**EXERCISE AIM**
Give back the full listing, character for character, with no pictures.

**PROVIDED DATA**
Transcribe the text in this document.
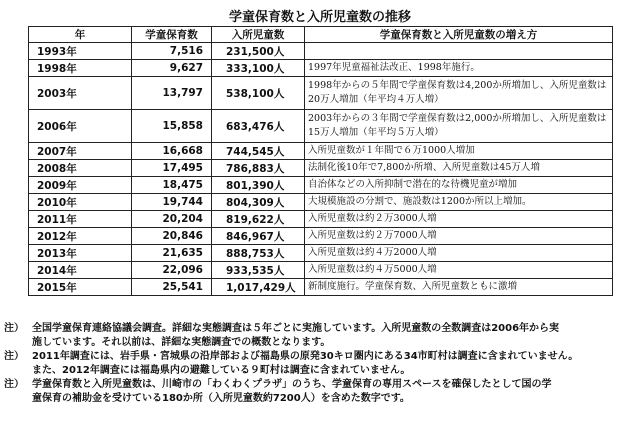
学童保育数と入所児童数の推移
年	学童保育数	入所児童数	学童保育数と入所児童数の増え方
1993年	7,516	231,500人	
1998年	9,627	333,100人	1997年児童福祉法改正、1998年施行。
2003年	13,797	538,100人	1998年からの５年間で学童保育数は4,200か所増加し、入所児童数は20万人増加（年平均４万人増）
2006年	15,858	683,476人	2003年からの３年間で学童保育数は2,000か所増加し、入所児童数は15万人増加（年平均５万人増）
2007年	16,668	744,545人	入所児童数が１年間で６万1000人増加
2008年	17,495	786,883人	法制化後10年で7,800か所増、入所児童数は45万人増
2009年	18,475	801,390人	自治体などの入所抑制で潜在的な待機児童が増加
2010年	19,744	804,309人	大規模施設の分割で、施設数は1200か所以上増加。
2011年	20,204	819,622人	入所児童数は約２万3000人増
2012年	20,846	846,967人	入所児童数は約２万7000人増
2013年	21,635	888,753人	入所児童数は約４万2000人増
2014年	22,096	933,535人	入所児童数は約４万5000人増
2015年	25,541	1,017,429人	新制度施行。学童保育数、入所児童数ともに激増
注） 全国学童保育連絡協議会調査。詳細な実態調査は５年ごとに実施しています。入所児童数の全数調査は2006年から実
施しています。それ以前は、詳細な実態調査での概数となります。
注） 2011年調査には、岩手県・宮城県の沿岸部および福島県の原発30キロ圏内にある34市町村は調査に含まれていません。
また、2012年調査には福島県内の避難している９町村は調査に含まれていません。
注） 学童保育数と入所児童数は、川崎市の「わくわくプラザ」のうち、学童保育の専用スペースを確保したとして国の学
童保育の補助金を受けている180か所（入所児童数約7200人）を含めた数字です。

**ANSWER TO THIS TASK**
Transcribe the text in this document.
学童保育数と入所児童数の推移
年	学童保育数	入所児童数	学童保育数と入所児童数の増え方
1993年	7,516	231,500人	
1998年	9,627	333,100人	1997年児童福祉法改正、1998年施行。
2003年	13,797	538,100人	1998年からの５年間で学童保育数は4,200か所増加し、入所児童数は20万人増加（年平均４万人増）
2006年	15,858	683,476人	2003年からの３年間で学童保育数は2,000か所増加し、入所児童数は15万人増加（年平均５万人増）
2007年	16,668	744,545人	入所児童数が１年間で６万1000人増加
2008年	17,495	786,883人	法制化後10年で7,800か所増、入所児童数は45万人増
2009年	18,475	801,390人	自治体などの入所抑制で潜在的な待機児童が増加
2010年	19,744	804,309人	大規模施設の分割で、施設数は1200か所以上増加。
2011年	20,204	819,622人	入所児童数は約２万3000人増
2012年	20,846	846,967人	入所児童数は約２万7000人増
2013年	21,635	888,753人	入所児童数は約４万2000人増
2014年	22,096	933,535人	入所児童数は約４万5000人増
2015年	25,541	1,017,429人	新制度施行。学童保育数、入所児童数ともに激増
注） 全国学童保育連絡協議会調査。詳細な実態調査は５年ごとに実施しています。入所児童数の全数調査は2006年から実
施しています。それ以前は、詳細な実態調査での概数となります。
注） 2011年調査には、岩手県・宮城県の沿岸部および福島県の原発30キロ圏内にある34市町村は調査に含まれていません。
また、2012年調査には福島県内の避難している９町村は調査に含まれていません。
注） 学童保育数と入所児童数は、川崎市の「わくわくプラザ」のうち、学童保育の専用スペースを確保したとして国の学
童保育の補助金を受けている180か所（入所児童数約7200人）を含めた数字です。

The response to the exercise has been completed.